Listed entries -
+ + +
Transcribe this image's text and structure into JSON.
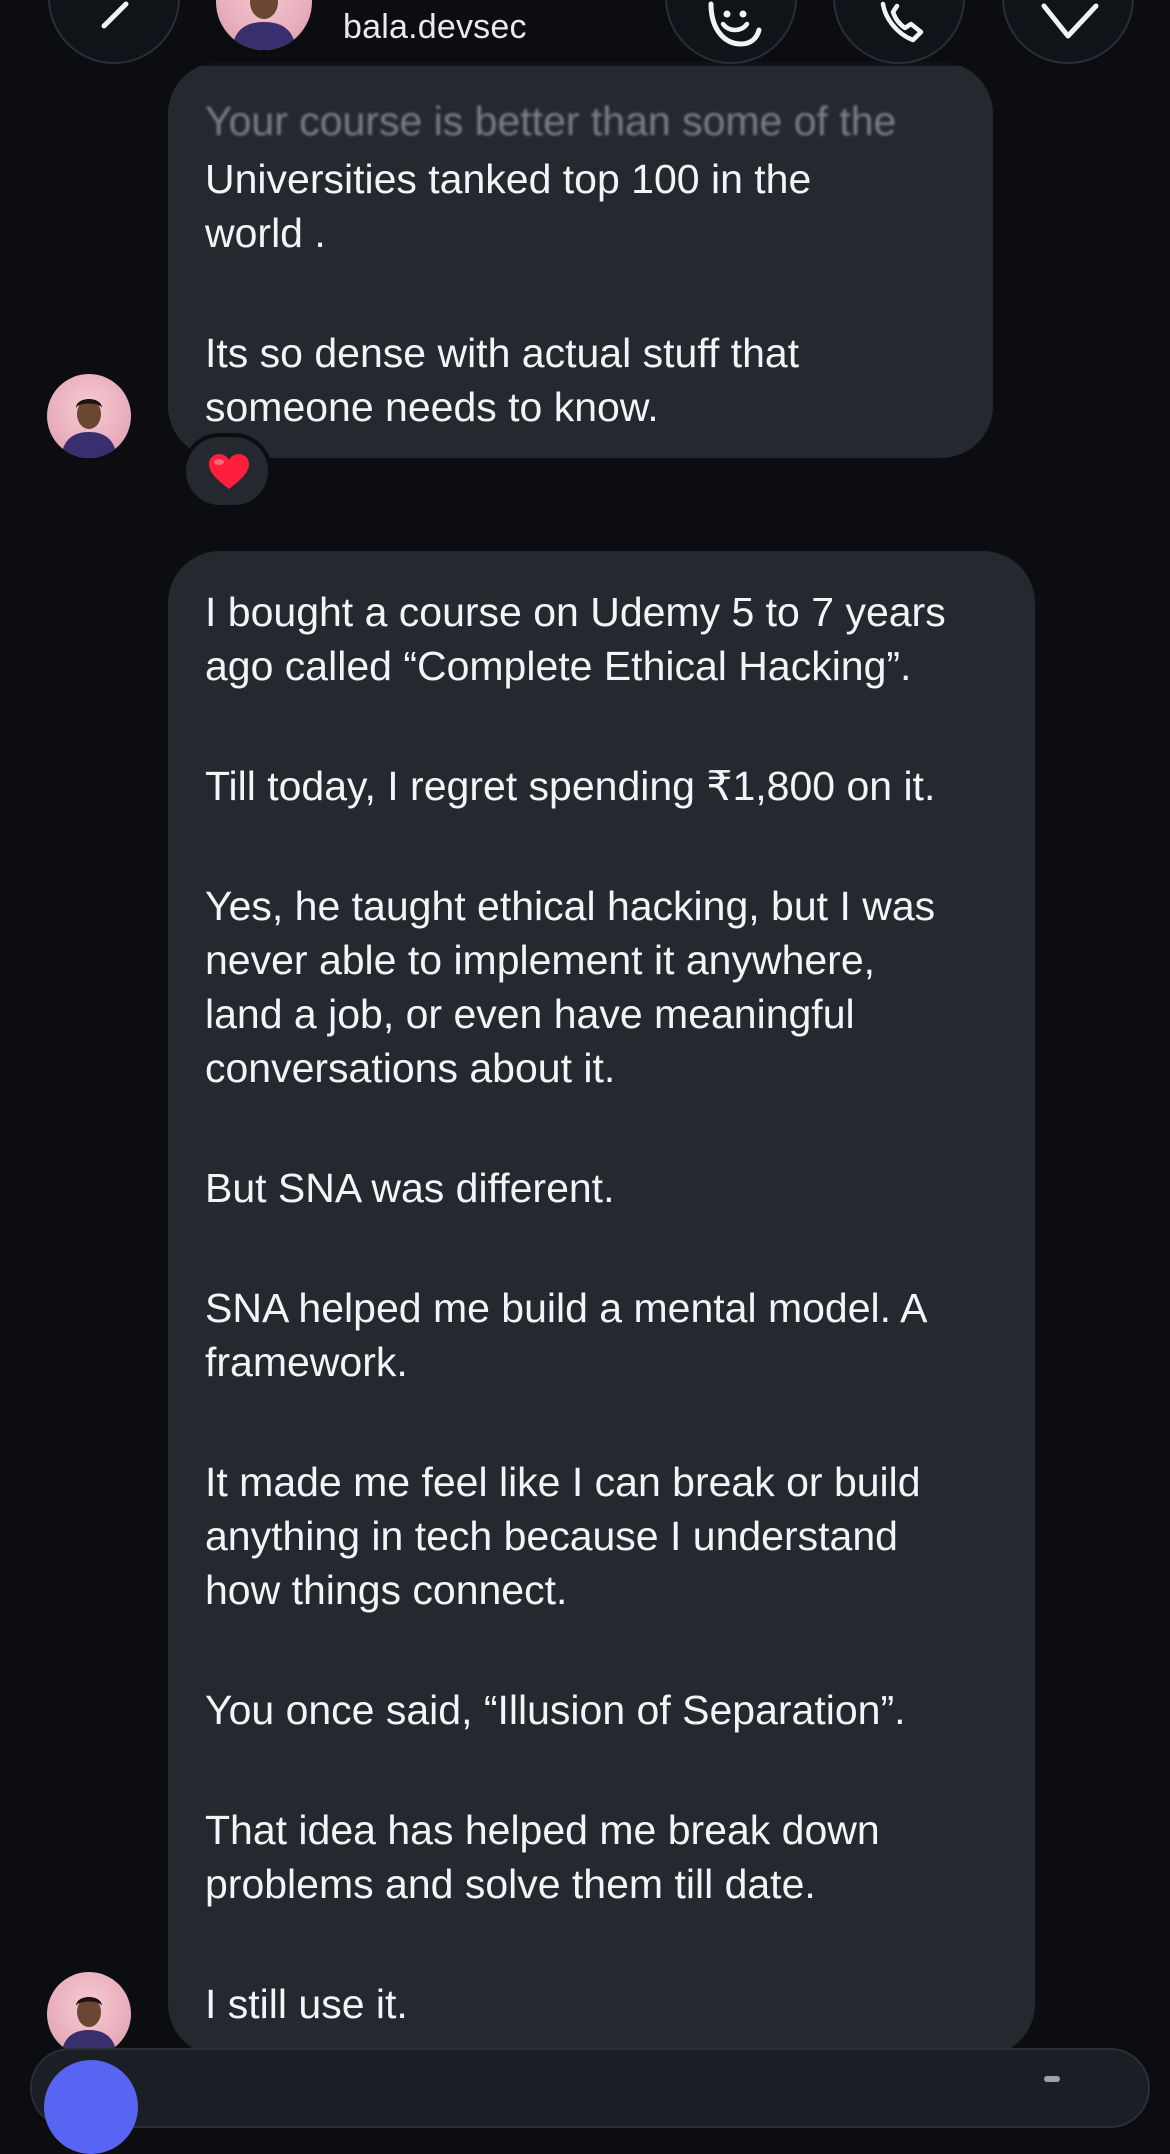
{
  "header": {
    "username": "bala.devsec",
    "icons": {
      "back": "chevron-left-icon",
      "effects": "sticker-face-icon",
      "call": "phone-icon",
      "tag": "tag-icon"
    }
  },
  "messages": [
    {
      "faded_line": "Your course is better than some of the",
      "paragraphs": [
        "Universities tanked top 100 in the\nworld .",
        "Its so dense with actual stuff that\nsomeone needs to know."
      ],
      "reaction": "heart"
    },
    {
      "paragraphs": [
        "I bought a course on Udemy 5 to 7 years\nago called “Complete Ethical Hacking”.",
        "Till today, I regret spending ₹1,800 on it.",
        "Yes, he taught ethical hacking, but I was\nnever able to implement it anywhere,\nland a job, or even have meaningful\nconversations about it.",
        "But SNA was different.",
        "SNA helped me build a mental model. A\nframework.",
        "It made me feel like I can break or build\nanything in tech because I understand\nhow things connect.",
        "You once said, “Illusion of Separation”.",
        "That idea has helped me break down\nproblems and solve them till date.",
        "I still use it."
      ]
    }
  ],
  "colors": {
    "background": "#0b0d11",
    "bubble": "#25282e",
    "text": "#f3f4f6",
    "camera_button": "#5865f2",
    "reaction_heart": "#ff1f3d"
  }
}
+ + +
Repeat the listing verbatim. Skip the pictures.

Answer to the problem -
Transcribe this image's text and structure into JSON.
{
  "header": {
    "username": "bala.devsec",
    "icons": {
      "back": "chevron-left-icon",
      "effects": "sticker-face-icon",
      "call": "phone-icon",
      "tag": "tag-icon"
    }
  },
  "messages": [
    {
      "faded_line": "Your course is better than some of the",
      "paragraphs": [
        "Universities tanked top 100 in the\nworld .",
        "Its so dense with actual stuff that\nsomeone needs to know."
      ],
      "reaction": "heart"
    },
    {
      "paragraphs": [
        "I bought a course on Udemy 5 to 7 years\nago called “Complete Ethical Hacking”.",
        "Till today, I regret spending ₹1,800 on it.",
        "Yes, he taught ethical hacking, but I was\nnever able to implement it anywhere,\nland a job, or even have meaningful\nconversations about it.",
        "But SNA was different.",
        "SNA helped me build a mental model. A\nframework.",
        "It made me feel like I can break or build\nanything in tech because I understand\nhow things connect.",
        "You once said, “Illusion of Separation”.",
        "That idea has helped me break down\nproblems and solve them till date.",
        "I still use it."
      ]
    }
  ],
  "colors": {
    "background": "#0b0d11",
    "bubble": "#25282e",
    "text": "#f3f4f6",
    "camera_button": "#5865f2",
    "reaction_heart": "#ff1f3d"
  }
}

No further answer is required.